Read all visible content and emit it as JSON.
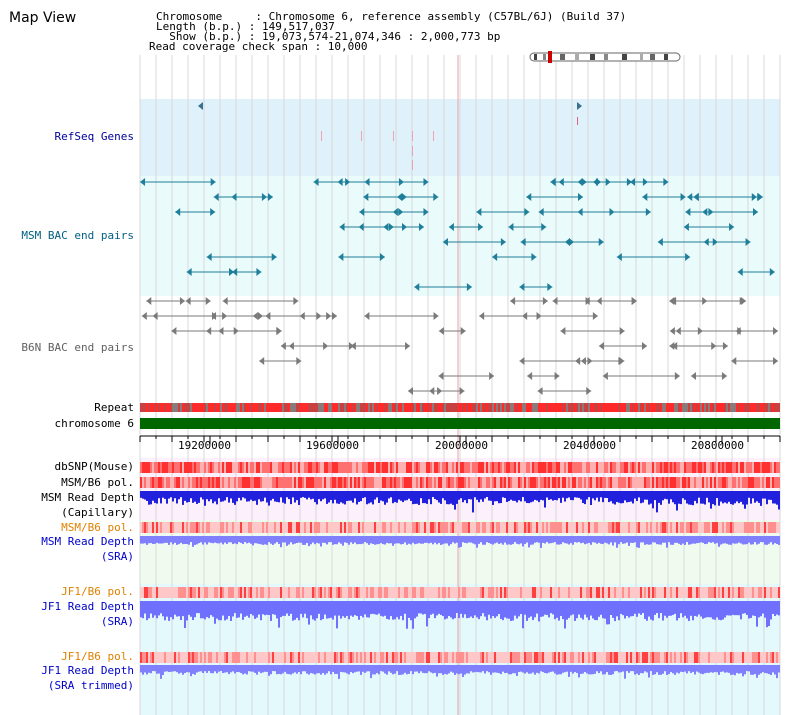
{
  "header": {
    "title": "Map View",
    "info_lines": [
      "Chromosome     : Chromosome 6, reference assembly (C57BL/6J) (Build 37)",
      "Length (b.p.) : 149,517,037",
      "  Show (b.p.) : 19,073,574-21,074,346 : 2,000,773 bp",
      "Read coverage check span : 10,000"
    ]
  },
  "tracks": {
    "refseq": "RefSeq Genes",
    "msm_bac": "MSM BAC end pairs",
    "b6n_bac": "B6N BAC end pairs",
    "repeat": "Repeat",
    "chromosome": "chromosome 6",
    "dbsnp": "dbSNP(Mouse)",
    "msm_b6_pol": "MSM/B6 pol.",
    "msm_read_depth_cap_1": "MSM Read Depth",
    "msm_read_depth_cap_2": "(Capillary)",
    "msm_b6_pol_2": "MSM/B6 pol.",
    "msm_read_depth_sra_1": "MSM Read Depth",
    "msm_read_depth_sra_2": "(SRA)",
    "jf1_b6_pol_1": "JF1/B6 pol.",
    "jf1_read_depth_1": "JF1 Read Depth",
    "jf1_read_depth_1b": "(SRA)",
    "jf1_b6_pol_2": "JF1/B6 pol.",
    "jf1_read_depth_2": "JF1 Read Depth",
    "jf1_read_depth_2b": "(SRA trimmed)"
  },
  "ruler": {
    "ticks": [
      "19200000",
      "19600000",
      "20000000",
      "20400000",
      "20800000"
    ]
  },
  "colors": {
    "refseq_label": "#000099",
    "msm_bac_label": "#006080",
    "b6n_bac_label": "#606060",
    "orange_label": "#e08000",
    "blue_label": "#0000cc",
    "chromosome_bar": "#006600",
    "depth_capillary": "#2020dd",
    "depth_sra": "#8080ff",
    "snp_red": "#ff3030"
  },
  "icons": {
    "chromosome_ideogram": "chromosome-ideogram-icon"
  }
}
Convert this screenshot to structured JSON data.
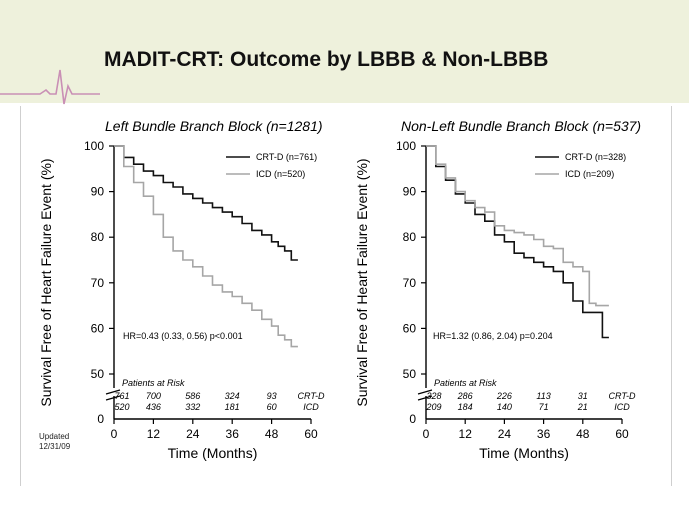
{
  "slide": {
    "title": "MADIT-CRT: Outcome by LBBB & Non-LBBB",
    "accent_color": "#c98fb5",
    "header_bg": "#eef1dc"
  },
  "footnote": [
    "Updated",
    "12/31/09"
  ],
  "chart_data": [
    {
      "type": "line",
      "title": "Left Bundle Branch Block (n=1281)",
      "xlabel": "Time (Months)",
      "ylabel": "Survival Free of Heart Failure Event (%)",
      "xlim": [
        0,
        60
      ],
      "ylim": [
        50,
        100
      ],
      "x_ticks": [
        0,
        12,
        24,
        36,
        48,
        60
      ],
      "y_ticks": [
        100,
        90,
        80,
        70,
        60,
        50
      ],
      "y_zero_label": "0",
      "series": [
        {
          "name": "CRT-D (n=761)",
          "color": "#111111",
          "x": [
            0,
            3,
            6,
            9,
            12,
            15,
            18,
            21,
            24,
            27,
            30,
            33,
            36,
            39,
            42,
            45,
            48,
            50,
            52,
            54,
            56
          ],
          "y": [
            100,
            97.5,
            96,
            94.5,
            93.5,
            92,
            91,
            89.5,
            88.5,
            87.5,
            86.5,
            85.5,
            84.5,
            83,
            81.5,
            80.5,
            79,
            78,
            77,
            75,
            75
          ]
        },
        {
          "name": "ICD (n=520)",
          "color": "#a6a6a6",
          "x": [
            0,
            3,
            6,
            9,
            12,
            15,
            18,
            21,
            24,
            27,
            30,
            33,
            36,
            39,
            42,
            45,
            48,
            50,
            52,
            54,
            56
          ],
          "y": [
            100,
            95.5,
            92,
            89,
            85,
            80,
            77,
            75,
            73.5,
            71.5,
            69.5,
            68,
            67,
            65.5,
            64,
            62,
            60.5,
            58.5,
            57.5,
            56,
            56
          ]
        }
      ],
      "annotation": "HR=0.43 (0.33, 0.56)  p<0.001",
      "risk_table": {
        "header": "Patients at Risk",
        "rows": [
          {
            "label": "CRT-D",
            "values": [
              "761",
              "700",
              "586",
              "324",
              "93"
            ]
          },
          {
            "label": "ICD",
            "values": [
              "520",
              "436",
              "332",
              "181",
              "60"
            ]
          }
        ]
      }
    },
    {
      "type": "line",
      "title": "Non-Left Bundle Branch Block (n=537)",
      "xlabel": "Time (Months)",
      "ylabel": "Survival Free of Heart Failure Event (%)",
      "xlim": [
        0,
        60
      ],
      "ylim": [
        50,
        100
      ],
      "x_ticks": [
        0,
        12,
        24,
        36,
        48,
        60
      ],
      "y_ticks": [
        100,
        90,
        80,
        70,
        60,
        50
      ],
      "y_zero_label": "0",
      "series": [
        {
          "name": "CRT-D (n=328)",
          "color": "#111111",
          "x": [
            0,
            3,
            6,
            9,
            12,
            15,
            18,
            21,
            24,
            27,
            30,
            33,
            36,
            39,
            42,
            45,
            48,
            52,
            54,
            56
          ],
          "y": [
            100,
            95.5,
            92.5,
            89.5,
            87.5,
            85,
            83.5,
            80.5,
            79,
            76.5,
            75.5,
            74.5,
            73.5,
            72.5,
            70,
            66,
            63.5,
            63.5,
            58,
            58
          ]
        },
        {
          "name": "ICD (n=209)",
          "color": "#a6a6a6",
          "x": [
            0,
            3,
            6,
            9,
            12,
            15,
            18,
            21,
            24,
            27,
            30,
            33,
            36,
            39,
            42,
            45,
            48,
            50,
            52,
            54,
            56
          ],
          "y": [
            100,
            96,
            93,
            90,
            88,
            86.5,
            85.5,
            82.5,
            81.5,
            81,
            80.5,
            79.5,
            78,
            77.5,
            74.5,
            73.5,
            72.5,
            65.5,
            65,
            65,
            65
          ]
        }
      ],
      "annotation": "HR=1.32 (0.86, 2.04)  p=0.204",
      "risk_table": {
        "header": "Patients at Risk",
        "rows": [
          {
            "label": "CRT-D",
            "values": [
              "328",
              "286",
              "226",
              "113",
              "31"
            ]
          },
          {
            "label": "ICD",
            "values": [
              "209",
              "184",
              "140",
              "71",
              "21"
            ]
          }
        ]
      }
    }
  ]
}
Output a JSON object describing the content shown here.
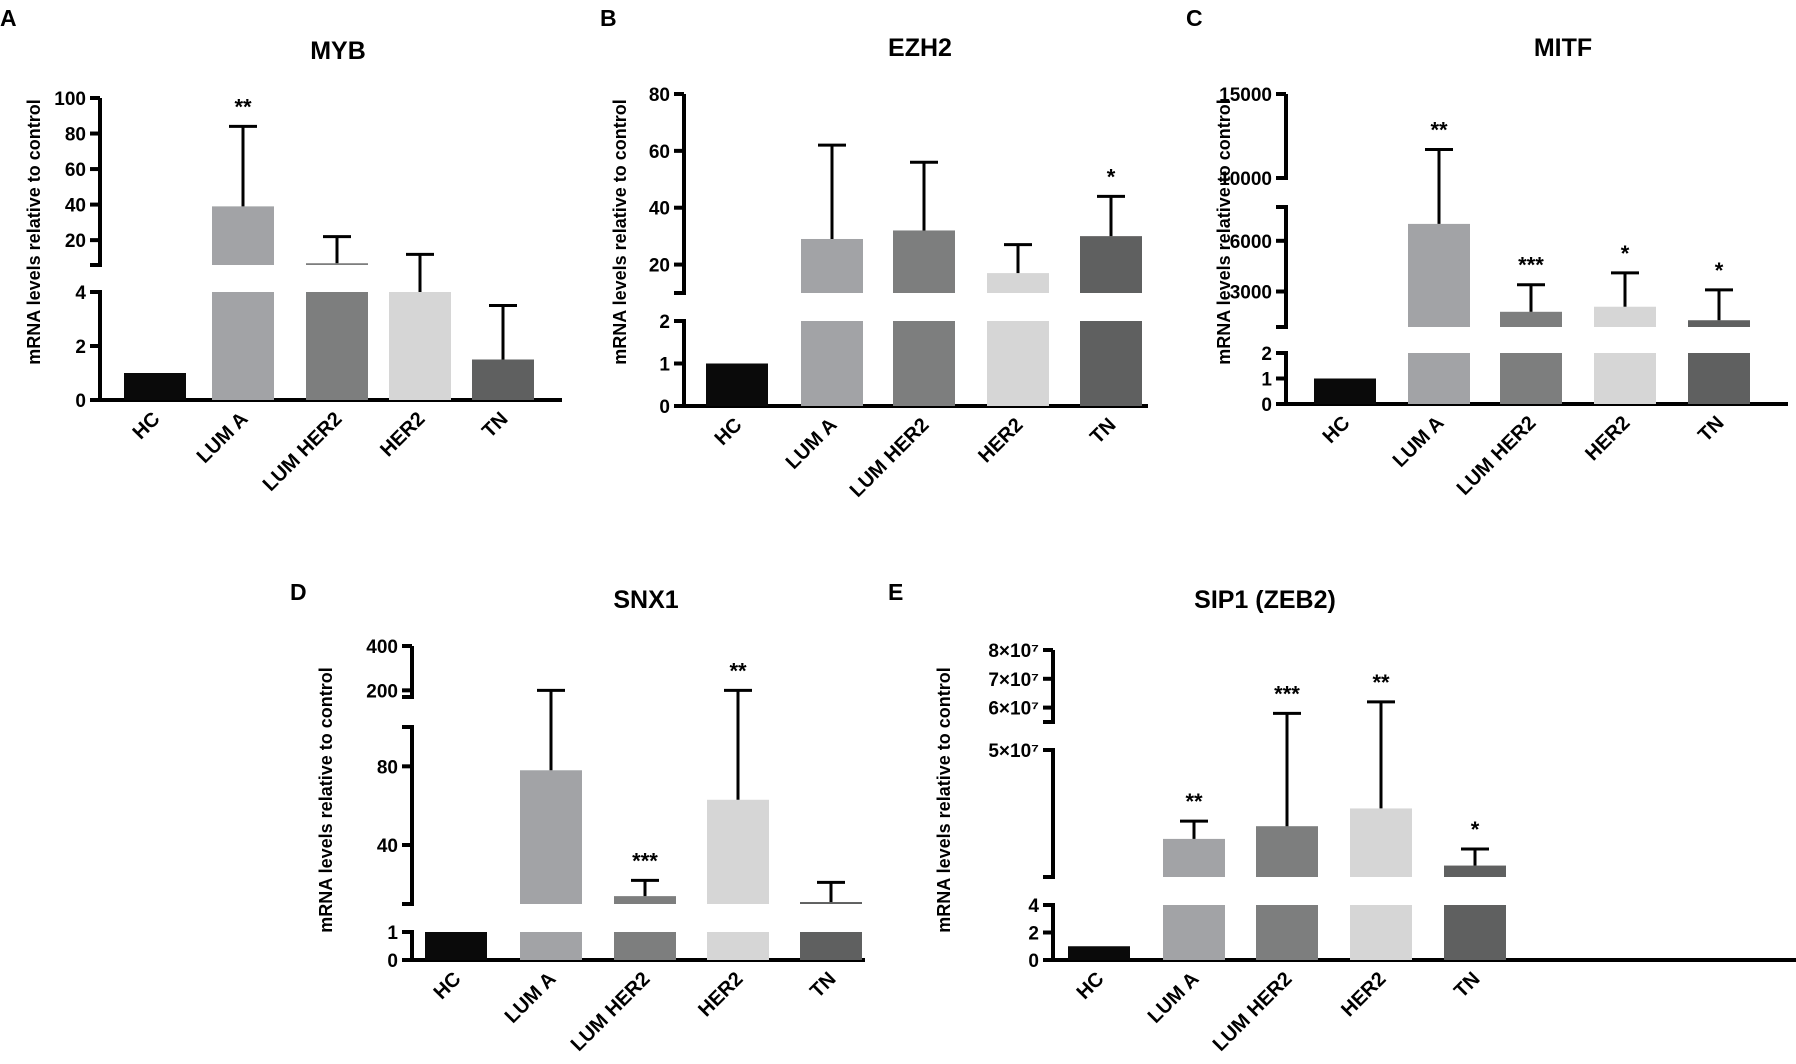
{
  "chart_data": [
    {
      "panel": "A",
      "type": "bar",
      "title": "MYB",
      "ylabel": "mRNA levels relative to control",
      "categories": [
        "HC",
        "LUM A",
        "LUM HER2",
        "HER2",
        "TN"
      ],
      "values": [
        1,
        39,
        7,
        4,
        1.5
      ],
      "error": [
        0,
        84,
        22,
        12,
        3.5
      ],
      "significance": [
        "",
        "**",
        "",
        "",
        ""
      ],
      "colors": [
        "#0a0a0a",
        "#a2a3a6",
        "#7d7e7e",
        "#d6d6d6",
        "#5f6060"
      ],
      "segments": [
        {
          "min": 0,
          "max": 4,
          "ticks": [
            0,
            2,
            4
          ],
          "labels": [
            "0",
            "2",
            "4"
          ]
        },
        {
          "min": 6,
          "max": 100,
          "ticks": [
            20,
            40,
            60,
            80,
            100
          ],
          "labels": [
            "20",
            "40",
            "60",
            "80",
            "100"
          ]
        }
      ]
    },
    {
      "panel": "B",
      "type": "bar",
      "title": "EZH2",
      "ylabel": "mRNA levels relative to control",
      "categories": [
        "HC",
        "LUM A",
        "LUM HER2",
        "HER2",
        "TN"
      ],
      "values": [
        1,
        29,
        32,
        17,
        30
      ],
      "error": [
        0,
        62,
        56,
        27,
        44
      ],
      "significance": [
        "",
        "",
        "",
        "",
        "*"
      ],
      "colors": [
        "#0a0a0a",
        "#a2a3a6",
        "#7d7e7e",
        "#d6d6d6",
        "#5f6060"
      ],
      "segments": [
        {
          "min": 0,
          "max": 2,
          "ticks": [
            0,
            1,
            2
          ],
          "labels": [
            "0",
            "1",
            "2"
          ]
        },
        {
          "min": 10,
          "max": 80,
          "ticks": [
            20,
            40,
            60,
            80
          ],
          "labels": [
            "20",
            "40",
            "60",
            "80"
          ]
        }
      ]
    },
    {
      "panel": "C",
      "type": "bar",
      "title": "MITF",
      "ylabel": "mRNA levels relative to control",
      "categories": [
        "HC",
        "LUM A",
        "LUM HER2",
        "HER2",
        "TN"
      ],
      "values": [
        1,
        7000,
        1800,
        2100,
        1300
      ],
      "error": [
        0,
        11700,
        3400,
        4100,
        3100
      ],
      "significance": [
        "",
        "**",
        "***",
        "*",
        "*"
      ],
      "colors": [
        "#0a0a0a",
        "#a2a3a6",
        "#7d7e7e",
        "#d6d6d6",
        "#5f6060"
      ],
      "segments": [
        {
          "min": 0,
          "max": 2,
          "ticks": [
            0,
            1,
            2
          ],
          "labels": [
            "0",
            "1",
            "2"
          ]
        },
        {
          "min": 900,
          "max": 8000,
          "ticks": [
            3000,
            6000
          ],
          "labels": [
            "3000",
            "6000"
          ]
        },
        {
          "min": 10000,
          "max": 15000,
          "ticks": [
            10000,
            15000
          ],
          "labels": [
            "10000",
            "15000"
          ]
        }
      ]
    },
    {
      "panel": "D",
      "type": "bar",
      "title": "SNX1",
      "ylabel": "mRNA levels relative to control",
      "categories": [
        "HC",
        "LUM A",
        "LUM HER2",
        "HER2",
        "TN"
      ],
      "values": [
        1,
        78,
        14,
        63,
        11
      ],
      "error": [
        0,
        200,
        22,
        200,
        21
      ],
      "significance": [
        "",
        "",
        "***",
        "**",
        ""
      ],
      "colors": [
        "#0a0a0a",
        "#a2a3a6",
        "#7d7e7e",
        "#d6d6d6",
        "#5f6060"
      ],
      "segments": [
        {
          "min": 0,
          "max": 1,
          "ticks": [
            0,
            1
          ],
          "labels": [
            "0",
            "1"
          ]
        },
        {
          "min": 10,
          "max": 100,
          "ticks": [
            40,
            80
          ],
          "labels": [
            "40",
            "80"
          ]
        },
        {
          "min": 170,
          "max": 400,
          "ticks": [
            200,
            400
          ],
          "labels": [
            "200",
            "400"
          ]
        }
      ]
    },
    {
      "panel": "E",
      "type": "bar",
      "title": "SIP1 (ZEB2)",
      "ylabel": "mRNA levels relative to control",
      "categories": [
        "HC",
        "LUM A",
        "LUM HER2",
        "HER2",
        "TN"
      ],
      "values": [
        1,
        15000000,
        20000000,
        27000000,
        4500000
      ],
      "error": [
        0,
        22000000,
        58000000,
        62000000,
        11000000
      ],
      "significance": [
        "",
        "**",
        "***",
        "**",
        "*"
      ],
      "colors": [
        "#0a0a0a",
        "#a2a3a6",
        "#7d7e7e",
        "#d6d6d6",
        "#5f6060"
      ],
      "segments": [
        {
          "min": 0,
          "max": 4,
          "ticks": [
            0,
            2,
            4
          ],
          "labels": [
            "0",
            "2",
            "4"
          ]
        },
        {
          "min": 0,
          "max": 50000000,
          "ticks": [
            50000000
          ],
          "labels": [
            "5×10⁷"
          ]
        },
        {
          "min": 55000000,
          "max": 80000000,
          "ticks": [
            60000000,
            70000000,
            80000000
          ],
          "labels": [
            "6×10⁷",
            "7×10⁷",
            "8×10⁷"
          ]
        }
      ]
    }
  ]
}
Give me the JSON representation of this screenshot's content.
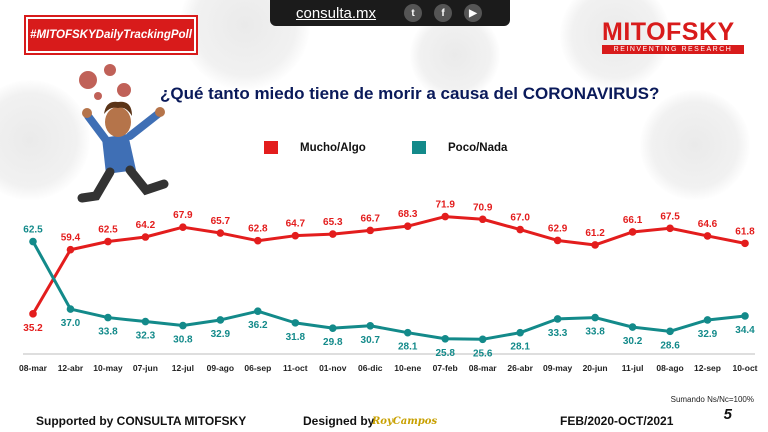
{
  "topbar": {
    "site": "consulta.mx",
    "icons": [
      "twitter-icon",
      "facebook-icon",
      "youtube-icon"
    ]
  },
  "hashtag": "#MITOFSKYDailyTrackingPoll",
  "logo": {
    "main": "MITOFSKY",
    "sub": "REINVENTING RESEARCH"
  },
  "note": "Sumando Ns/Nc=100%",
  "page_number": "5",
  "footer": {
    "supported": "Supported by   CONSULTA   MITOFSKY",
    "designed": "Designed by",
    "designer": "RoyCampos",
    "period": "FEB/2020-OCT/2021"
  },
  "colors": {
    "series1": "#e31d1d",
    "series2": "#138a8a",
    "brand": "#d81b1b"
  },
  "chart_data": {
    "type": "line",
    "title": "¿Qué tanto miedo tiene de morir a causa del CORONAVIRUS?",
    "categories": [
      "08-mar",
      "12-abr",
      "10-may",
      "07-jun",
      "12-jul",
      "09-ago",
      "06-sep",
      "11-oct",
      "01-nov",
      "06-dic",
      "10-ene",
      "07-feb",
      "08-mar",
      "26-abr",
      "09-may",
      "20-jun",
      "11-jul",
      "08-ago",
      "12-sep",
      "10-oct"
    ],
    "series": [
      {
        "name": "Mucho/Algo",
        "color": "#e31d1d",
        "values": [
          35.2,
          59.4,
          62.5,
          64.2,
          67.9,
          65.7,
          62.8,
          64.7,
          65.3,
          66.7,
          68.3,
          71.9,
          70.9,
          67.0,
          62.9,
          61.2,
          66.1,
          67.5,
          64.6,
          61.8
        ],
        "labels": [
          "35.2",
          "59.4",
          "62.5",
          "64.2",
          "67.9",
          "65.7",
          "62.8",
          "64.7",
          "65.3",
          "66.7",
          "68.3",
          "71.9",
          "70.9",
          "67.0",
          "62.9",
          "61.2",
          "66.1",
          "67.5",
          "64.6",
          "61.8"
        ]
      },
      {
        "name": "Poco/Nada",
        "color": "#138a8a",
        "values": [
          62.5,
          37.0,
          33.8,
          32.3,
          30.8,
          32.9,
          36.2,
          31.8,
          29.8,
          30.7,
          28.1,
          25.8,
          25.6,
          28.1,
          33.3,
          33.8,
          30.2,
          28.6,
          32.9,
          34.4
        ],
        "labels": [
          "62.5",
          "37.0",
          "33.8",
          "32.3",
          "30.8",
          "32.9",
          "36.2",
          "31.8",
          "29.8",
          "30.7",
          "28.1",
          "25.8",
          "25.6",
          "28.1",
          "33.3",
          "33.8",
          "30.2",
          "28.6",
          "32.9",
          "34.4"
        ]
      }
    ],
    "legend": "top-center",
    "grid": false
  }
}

§

● **WORK TASK**
This exercise needs every line of the listing that contains the word "name".

● **SOLUTION FOR THIS PROBLEM**
          "name": "CRT-D (n=761)",
          "name": "ICD (n=520)",
          "name": "CRT-D (n=328)",
          "name": "ICD (n=209)",
        "name": "Mucho/Algo",
        "name": "Poco/Nada",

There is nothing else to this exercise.